COMPITO ASSEGNATO 1: Puoi estrarre dai record, riportandole identiche, le righe che vanno dall'inizio fino a quella che contiene "bar: [227, 258, 238, 430]", compresa?

TESTO DA LEGGERE:
********************
Partiamo subito dalla parola "edutainment" e cerchiamo di togliere di mezzo quelle vaghezze proprie dei neologismi; è il solito guaio di quando si utilizzano le definizioni anglosassoni. Però va riconosciuto: gli americani hanno inventato dei valori d'uso, e di conseguenza delle parole per definire questi nuovi approcci.
L'edutainment è un concetto forte che trova la sua radice etimologica nel rapporto che c'è tra educazione e gioco, educational e entertainment. È in questa interazione tra il processo educativo e la spettacolarità ludica che è possibile trovare una chiave per interpretare uno degli sviluppi più interessanti della multimedialità.
Il principio attivo che sta alla base del fattore gioco è infatti quello che potremmo definire, per altri versi, come cooperazione educativa, condivisione coniugata a creatività. Gran parte del sistema editoriale elettronico, dal CD-ROM alla rete telematica, trova nell'edutainment una linea di fortissima tendenza. Questo accade perché le nuove generazioni in rapporto con un sistema multimediale riescono a entrare in stretta relazione con questo prodotto attraverso la sensorialità.
È questo il dato che inizia a farci rendere conto che in questo rapporto accade un virtuoso corto circuito tra processo cognitivo e processo percettivo. È su questo che si gioca la grande scommessa non solo editoriale del prossimo futuro, ma quella decisamente più ampia che riguarda l’evoluzione culturale della nostra specie. È un’affermazione forte, senza dubbio, ma è proprio di modificazione degli assetti culturali della nostra civiltà che si tratta.
Questo significa superare certe segmentazioni, certe barriere erette rispetto alla distribuzione delle conoscenze. Fino a 50 anni fa il primo problema era l'analfabetismo: in questo paese era un dato reale con cui si doveva fare i conti ma oggi, dopo le stagioni della scolarità di massa, ci troviamo di fronte ad un problema diverso. Il mass-media televisivo satura d’informazioni, ma allo stesso tempo ha livellato le coscienze e la disponibilità della gente a leggere e a riflettere. Si consumano immagini senza digerirle, si rischia ancor più dell’obesità la costipazione. Infocostispati.
********************
RECORD ESTRATTI:
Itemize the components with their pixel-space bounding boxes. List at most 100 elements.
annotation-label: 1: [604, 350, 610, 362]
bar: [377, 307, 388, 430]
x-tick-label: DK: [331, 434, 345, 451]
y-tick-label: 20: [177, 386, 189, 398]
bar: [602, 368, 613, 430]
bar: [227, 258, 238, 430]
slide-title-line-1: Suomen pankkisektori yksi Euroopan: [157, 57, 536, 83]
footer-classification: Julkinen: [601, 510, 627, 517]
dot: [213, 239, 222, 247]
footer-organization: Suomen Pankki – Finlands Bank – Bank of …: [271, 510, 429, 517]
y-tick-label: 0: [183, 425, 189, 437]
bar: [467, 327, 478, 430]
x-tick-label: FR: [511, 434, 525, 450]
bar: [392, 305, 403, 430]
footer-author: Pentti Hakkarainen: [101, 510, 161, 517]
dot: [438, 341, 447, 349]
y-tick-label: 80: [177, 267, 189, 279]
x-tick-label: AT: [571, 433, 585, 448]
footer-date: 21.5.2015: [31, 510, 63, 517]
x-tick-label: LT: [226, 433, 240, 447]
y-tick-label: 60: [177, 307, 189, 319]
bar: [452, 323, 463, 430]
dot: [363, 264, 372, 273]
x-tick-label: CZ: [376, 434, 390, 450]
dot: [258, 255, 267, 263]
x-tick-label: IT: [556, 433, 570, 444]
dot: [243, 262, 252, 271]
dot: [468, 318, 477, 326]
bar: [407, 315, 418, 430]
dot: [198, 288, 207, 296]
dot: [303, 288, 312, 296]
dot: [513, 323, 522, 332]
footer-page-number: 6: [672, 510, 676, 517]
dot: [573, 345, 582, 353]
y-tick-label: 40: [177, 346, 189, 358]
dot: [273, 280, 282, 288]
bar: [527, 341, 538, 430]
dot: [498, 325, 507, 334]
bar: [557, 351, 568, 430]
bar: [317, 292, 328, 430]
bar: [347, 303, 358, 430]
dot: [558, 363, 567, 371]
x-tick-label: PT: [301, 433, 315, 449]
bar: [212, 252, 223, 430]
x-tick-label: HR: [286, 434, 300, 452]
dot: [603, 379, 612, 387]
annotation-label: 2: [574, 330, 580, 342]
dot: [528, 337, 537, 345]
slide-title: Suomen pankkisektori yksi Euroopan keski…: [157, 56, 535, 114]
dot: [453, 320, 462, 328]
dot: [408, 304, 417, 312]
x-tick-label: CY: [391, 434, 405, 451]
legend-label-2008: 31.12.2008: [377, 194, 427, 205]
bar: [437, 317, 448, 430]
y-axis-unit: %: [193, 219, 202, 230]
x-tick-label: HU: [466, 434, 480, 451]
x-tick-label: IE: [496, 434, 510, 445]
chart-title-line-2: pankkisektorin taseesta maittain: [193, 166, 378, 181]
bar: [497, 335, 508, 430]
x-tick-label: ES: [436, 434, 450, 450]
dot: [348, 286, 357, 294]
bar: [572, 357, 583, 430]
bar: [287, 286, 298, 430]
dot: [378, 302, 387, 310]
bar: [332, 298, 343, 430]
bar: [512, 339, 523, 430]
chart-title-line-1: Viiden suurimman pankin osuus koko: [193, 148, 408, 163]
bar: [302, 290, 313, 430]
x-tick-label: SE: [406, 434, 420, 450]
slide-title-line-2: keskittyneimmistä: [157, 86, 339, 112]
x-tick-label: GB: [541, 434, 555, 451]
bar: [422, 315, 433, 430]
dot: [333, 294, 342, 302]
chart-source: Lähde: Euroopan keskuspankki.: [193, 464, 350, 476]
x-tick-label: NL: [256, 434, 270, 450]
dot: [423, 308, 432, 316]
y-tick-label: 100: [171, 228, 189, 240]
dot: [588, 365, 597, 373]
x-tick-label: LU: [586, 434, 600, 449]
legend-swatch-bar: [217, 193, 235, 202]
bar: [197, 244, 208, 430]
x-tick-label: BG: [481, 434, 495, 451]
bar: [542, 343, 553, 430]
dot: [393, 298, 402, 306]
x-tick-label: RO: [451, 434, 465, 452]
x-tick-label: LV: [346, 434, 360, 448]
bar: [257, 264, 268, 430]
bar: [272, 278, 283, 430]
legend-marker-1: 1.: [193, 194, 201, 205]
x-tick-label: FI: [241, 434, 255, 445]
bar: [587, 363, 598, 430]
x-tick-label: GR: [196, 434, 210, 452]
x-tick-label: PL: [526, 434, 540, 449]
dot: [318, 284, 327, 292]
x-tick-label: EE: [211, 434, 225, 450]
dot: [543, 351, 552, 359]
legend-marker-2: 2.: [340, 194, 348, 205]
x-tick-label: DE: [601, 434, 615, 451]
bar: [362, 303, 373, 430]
********************
COMPITO ASSEGNATO 2: Nel testo sull'edutainment, puoi riscrivere il brano che comincia con "Questo significa superare" e termina con "la costipazione. Infocostispati.", cambiando "mass-media televisivo" in "mezzo televisivo"?

RISULTATO 1:
Itemize the components with their pixel-space bounding boxes. List at most 100 elements.
annotation-label: 1: [604, 350, 610, 362]
bar: [377, 307, 388, 430]
x-tick-label: DK: [331, 434, 345, 451]
y-tick-label: 20: [177, 386, 189, 398]
bar: [602, 368, 613, 430]
bar: [227, 258, 238, 430]

RISULTATO 2:
Questo significa superare certe segmentazioni, certe barriere erette rispetto alla distribuzione delle conoscenze. Fino a 50 anni fa il primo problema era l'analfabetismo: in questo paese era un dato reale con cui si doveva fare i conti ma oggi, dopo le stagioni della scolarità di massa, ci troviamo di fronte ad un problema diverso. Il mezzo televisivo satura d’informazioni, ma allo stesso tempo ha livellato le coscienze e la disponibilità della gente a leggere e a riflettere. Si consumano immagini senza digerirle, si rischia ancor più dell’obesità la costipazione. Infocostispati.